Activity
Only lines containing "modification" are wanted from the data below. Copy those lines.

*** Opening Record excerpts ***

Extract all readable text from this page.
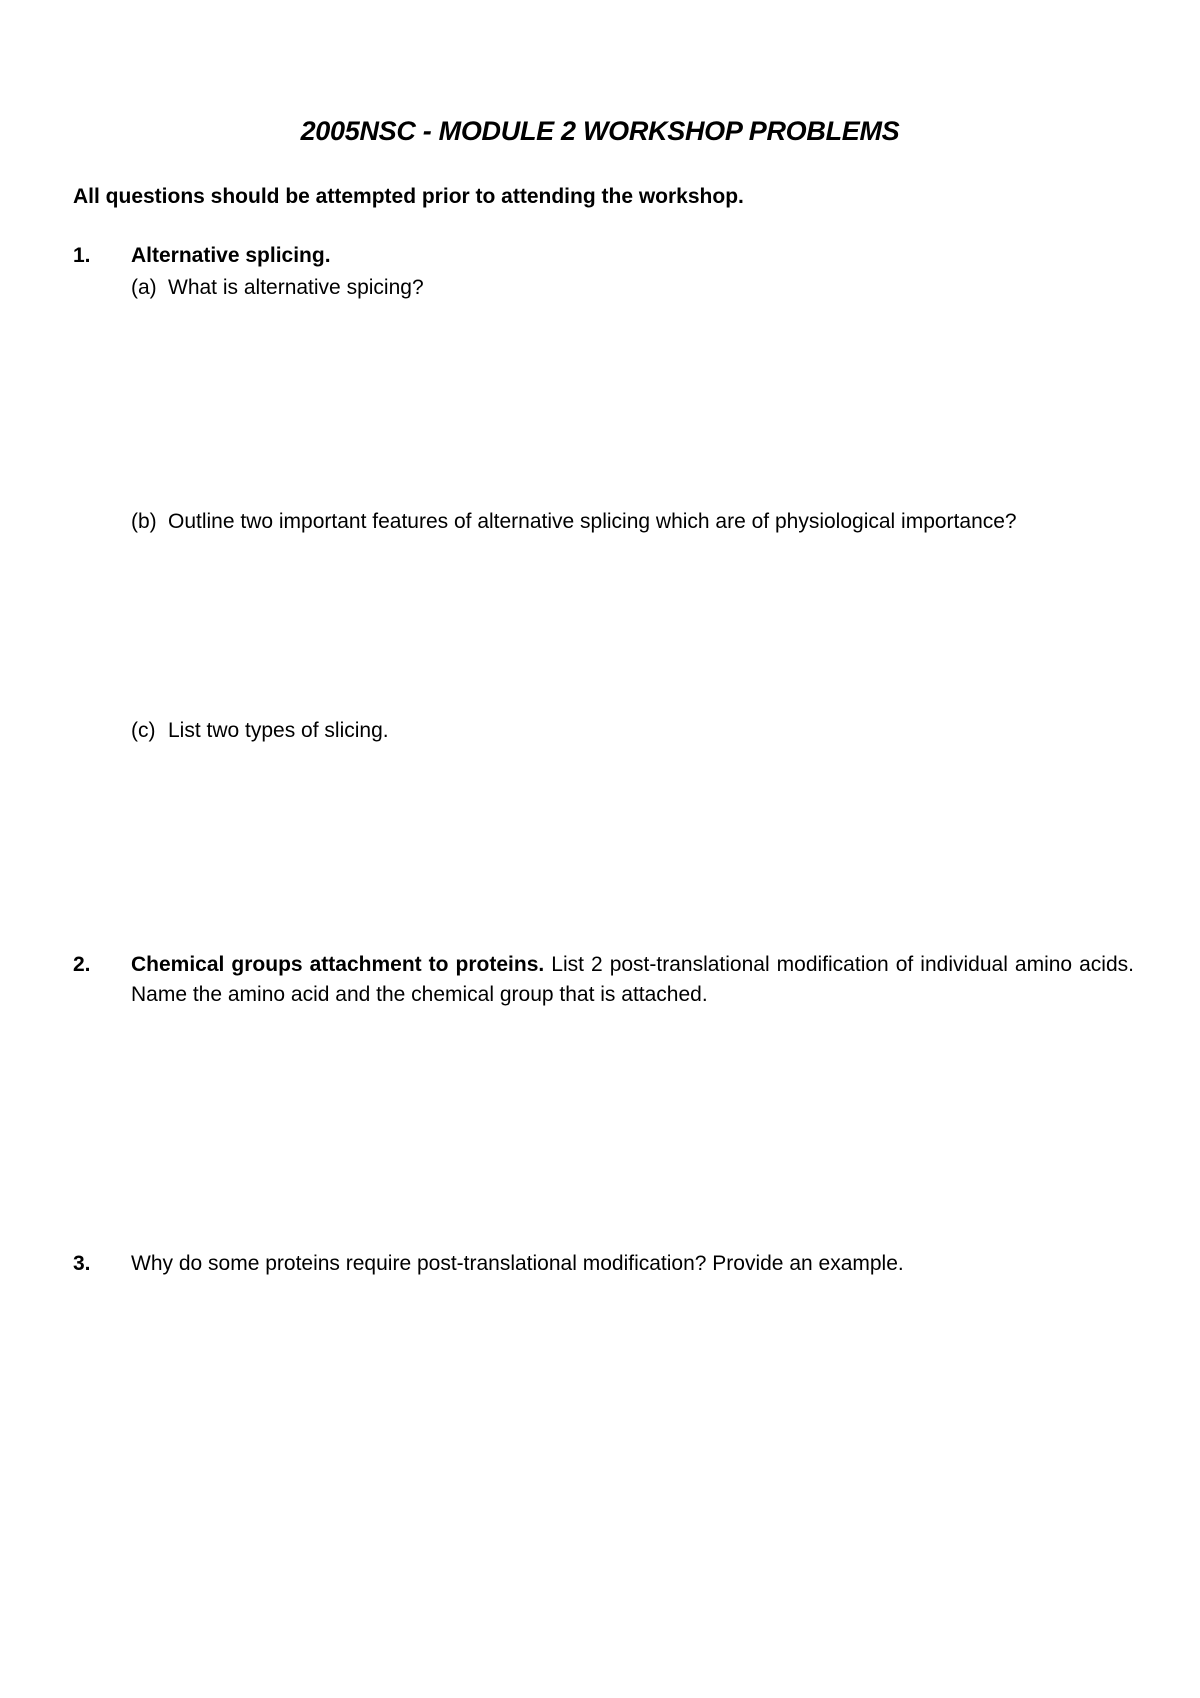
2005NSC - MODULE 2 WORKSHOP PROBLEMS
All questions should be attempted prior to attending the workshop.
1. Alternative splicing.
(a) What is alternative spicing?
(b) Outline two important features of alternative splicing which are of physiological importance?
(c) List two types of slicing.
2. Chemical groups attachment to proteins. List 2 post-translational modification of individual amino acids. Name the amino acid and the chemical group that is attached.
3. Why do some proteins require post-translational modification? Provide an example.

*** Closing Record excerpts ***

Output
2. Chemical groups attachment to proteins. List 2 post-translational modification of individual amino acids. Name the amino acid and the chemical group that is attached.
3. Why do some proteins require post-translational modification? Provide an example.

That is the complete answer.